Source data:
┌────────
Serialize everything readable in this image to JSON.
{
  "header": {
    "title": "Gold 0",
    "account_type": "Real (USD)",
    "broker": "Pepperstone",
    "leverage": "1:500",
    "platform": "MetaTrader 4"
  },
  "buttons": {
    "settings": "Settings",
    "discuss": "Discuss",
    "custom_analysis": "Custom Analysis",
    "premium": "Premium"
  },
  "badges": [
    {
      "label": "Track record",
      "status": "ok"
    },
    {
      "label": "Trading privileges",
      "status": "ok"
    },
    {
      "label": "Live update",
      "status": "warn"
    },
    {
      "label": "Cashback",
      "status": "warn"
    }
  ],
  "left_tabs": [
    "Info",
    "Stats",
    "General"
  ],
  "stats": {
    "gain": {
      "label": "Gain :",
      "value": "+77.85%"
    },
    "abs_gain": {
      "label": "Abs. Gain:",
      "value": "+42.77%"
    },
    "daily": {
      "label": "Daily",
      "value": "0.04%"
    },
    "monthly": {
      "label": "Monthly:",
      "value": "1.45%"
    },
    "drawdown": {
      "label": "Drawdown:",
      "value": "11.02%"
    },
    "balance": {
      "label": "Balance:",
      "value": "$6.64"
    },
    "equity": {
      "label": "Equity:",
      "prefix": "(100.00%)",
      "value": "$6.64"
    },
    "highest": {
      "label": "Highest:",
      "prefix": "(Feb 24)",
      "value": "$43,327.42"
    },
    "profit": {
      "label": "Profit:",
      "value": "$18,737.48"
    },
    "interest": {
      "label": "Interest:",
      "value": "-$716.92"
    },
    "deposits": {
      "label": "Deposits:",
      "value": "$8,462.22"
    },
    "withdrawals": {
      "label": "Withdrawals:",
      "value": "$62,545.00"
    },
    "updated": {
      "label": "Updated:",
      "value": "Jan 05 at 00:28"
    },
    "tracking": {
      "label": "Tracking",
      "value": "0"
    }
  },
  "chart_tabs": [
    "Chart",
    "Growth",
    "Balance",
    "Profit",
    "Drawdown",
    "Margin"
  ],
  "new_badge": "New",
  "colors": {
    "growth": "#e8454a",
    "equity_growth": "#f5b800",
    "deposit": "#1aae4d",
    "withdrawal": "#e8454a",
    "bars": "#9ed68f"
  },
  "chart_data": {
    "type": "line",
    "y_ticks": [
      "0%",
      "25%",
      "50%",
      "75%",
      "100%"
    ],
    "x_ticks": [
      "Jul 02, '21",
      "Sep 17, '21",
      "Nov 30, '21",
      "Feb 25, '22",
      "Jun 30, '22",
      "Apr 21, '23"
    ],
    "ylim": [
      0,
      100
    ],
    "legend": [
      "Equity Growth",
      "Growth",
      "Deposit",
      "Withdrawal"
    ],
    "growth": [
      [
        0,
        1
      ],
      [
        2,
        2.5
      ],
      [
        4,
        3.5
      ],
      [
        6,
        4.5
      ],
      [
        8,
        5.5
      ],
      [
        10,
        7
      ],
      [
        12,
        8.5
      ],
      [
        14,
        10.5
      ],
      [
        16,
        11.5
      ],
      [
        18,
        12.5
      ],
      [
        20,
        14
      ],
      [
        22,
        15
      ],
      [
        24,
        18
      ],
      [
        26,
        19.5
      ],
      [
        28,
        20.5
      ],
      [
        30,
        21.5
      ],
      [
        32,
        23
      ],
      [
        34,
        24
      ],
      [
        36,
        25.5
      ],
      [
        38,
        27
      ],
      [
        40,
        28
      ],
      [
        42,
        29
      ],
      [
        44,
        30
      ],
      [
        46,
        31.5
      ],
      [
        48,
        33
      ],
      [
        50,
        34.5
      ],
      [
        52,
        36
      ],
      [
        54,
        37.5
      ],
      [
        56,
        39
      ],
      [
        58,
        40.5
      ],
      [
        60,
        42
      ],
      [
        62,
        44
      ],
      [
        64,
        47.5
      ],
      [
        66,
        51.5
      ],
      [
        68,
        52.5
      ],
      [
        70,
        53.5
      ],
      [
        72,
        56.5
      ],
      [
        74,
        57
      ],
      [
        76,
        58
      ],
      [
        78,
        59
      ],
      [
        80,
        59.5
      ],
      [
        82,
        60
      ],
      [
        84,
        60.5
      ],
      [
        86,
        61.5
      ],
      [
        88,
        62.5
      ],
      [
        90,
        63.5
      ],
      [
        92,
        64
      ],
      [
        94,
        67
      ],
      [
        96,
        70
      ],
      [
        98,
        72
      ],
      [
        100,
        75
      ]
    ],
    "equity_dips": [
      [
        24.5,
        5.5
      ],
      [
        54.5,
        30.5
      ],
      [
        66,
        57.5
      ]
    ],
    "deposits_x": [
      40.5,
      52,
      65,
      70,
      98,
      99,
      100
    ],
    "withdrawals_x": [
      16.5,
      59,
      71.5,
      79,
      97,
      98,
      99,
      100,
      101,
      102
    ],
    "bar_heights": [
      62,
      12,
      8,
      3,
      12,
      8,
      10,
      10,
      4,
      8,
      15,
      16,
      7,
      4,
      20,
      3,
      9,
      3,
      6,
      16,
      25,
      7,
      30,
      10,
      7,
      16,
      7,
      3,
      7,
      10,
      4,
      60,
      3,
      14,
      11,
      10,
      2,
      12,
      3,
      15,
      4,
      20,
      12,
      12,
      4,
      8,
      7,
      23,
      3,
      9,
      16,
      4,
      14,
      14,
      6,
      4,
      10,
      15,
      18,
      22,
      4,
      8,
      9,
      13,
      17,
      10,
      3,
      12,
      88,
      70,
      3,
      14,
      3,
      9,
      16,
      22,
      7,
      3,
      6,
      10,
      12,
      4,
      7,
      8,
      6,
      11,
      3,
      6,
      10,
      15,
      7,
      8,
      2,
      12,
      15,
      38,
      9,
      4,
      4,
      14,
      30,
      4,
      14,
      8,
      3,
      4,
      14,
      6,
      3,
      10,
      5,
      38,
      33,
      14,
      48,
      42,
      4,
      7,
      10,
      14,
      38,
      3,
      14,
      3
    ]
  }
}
└────────
■ Exercise ■
Please reproduce every line of the material word for word.

■ Task output ■
Serialize everything readable in this image to JSON.
{
  "header": {
    "title": "Gold 0",
    "account_type": "Real (USD)",
    "broker": "Pepperstone",
    "leverage": "1:500",
    "platform": "MetaTrader 4"
  },
  "buttons": {
    "settings": "Settings",
    "discuss": "Discuss",
    "custom_analysis": "Custom Analysis",
    "premium": "Premium"
  },
  "badges": [
    {
      "label": "Track record",
      "status": "ok"
    },
    {
      "label": "Trading privileges",
      "status": "ok"
    },
    {
      "label": "Live update",
      "status": "warn"
    },
    {
      "label": "Cashback",
      "status": "warn"
    }
  ],
  "left_tabs": [
    "Info",
    "Stats",
    "General"
  ],
  "stats": {
    "gain": {
      "label": "Gain :",
      "value": "+77.85%"
    },
    "abs_gain": {
      "label": "Abs. Gain:",
      "value": "+42.77%"
    },
    "daily": {
      "label": "Daily",
      "value": "0.04%"
    },
    "monthly": {
      "label": "Monthly:",
      "value": "1.45%"
    },
    "drawdown": {
      "label": "Drawdown:",
      "value": "11.02%"
    },
    "balance": {
      "label": "Balance:",
      "value": "$6.64"
    },
    "equity": {
      "label": "Equity:",
      "prefix": "(100.00%)",
      "value": "$6.64"
    },
    "highest": {
      "label": "Highest:",
      "prefix": "(Feb 24)",
      "value": "$43,327.42"
    },
    "profit": {
      "label": "Profit:",
      "value": "$18,737.48"
    },
    "interest": {
      "label": "Interest:",
      "value": "-$716.92"
    },
    "deposits": {
      "label": "Deposits:",
      "value": "$8,462.22"
    },
    "withdrawals": {
      "label": "Withdrawals:",
      "value": "$62,545.00"
    },
    "updated": {
      "label": "Updated:",
      "value": "Jan 05 at 00:28"
    },
    "tracking": {
      "label": "Tracking",
      "value": "0"
    }
  },
  "chart_tabs": [
    "Chart",
    "Growth",
    "Balance",
    "Profit",
    "Drawdown",
    "Margin"
  ],
  "new_badge": "New",
  "colors": {
    "growth": "#e8454a",
    "equity_growth": "#f5b800",
    "deposit": "#1aae4d",
    "withdrawal": "#e8454a",
    "bars": "#9ed68f"
  },
  "chart_data": {
    "type": "line",
    "y_ticks": [
      "0%",
      "25%",
      "50%",
      "75%",
      "100%"
    ],
    "x_ticks": [
      "Jul 02, '21",
      "Sep 17, '21",
      "Nov 30, '21",
      "Feb 25, '22",
      "Jun 30, '22",
      "Apr 21, '23"
    ],
    "ylim": [
      0,
      100
    ],
    "legend": [
      "Equity Growth",
      "Growth",
      "Deposit",
      "Withdrawal"
    ],
    "growth": [
      [
        0,
        1
      ],
      [
        2,
        2.5
      ],
      [
        4,
        3.5
      ],
      [
        6,
        4.5
      ],
      [
        8,
        5.5
      ],
      [
        10,
        7
      ],
      [
        12,
        8.5
      ],
      [
        14,
        10.5
      ],
      [
        16,
        11.5
      ],
      [
        18,
        12.5
      ],
      [
        20,
        14
      ],
      [
        22,
        15
      ],
      [
        24,
        18
      ],
      [
        26,
        19.5
      ],
      [
        28,
        20.5
      ],
      [
        30,
        21.5
      ],
      [
        32,
        23
      ],
      [
        34,
        24
      ],
      [
        36,
        25.5
      ],
      [
        38,
        27
      ],
      [
        40,
        28
      ],
      [
        42,
        29
      ],
      [
        44,
        30
      ],
      [
        46,
        31.5
      ],
      [
        48,
        33
      ],
      [
        50,
        34.5
      ],
      [
        52,
        36
      ],
      [
        54,
        37.5
      ],
      [
        56,
        39
      ],
      [
        58,
        40.5
      ],
      [
        60,
        42
      ],
      [
        62,
        44
      ],
      [
        64,
        47.5
      ],
      [
        66,
        51.5
      ],
      [
        68,
        52.5
      ],
      [
        70,
        53.5
      ],
      [
        72,
        56.5
      ],
      [
        74,
        57
      ],
      [
        76,
        58
      ],
      [
        78,
        59
      ],
      [
        80,
        59.5
      ],
      [
        82,
        60
      ],
      [
        84,
        60.5
      ],
      [
        86,
        61.5
      ],
      [
        88,
        62.5
      ],
      [
        90,
        63.5
      ],
      [
        92,
        64
      ],
      [
        94,
        67
      ],
      [
        96,
        70
      ],
      [
        98,
        72
      ],
      [
        100,
        75
      ]
    ],
    "equity_dips": [
      [
        24.5,
        5.5
      ],
      [
        54.5,
        30.5
      ],
      [
        66,
        57.5
      ]
    ],
    "deposits_x": [
      40.5,
      52,
      65,
      70,
      98,
      99,
      100
    ],
    "withdrawals_x": [
      16.5,
      59,
      71.5,
      79,
      97,
      98,
      99,
      100,
      101,
      102
    ],
    "bar_heights": [
      62,
      12,
      8,
      3,
      12,
      8,
      10,
      10,
      4,
      8,
      15,
      16,
      7,
      4,
      20,
      3,
      9,
      3,
      6,
      16,
      25,
      7,
      30,
      10,
      7,
      16,
      7,
      3,
      7,
      10,
      4,
      60,
      3,
      14,
      11,
      10,
      2,
      12,
      3,
      15,
      4,
      20,
      12,
      12,
      4,
      8,
      7,
      23,
      3,
      9,
      16,
      4,
      14,
      14,
      6,
      4,
      10,
      15,
      18,
      22,
      4,
      8,
      9,
      13,
      17,
      10,
      3,
      12,
      88,
      70,
      3,
      14,
      3,
      9,
      16,
      22,
      7,
      3,
      6,
      10,
      12,
      4,
      7,
      8,
      6,
      11,
      3,
      6,
      10,
      15,
      7,
      8,
      2,
      12,
      15,
      38,
      9,
      4,
      4,
      14,
      30,
      4,
      14,
      8,
      3,
      4,
      14,
      6,
      3,
      10,
      5,
      38,
      33,
      14,
      48,
      42,
      4,
      7,
      10,
      14,
      38,
      3,
      14,
      3
    ]
  }
}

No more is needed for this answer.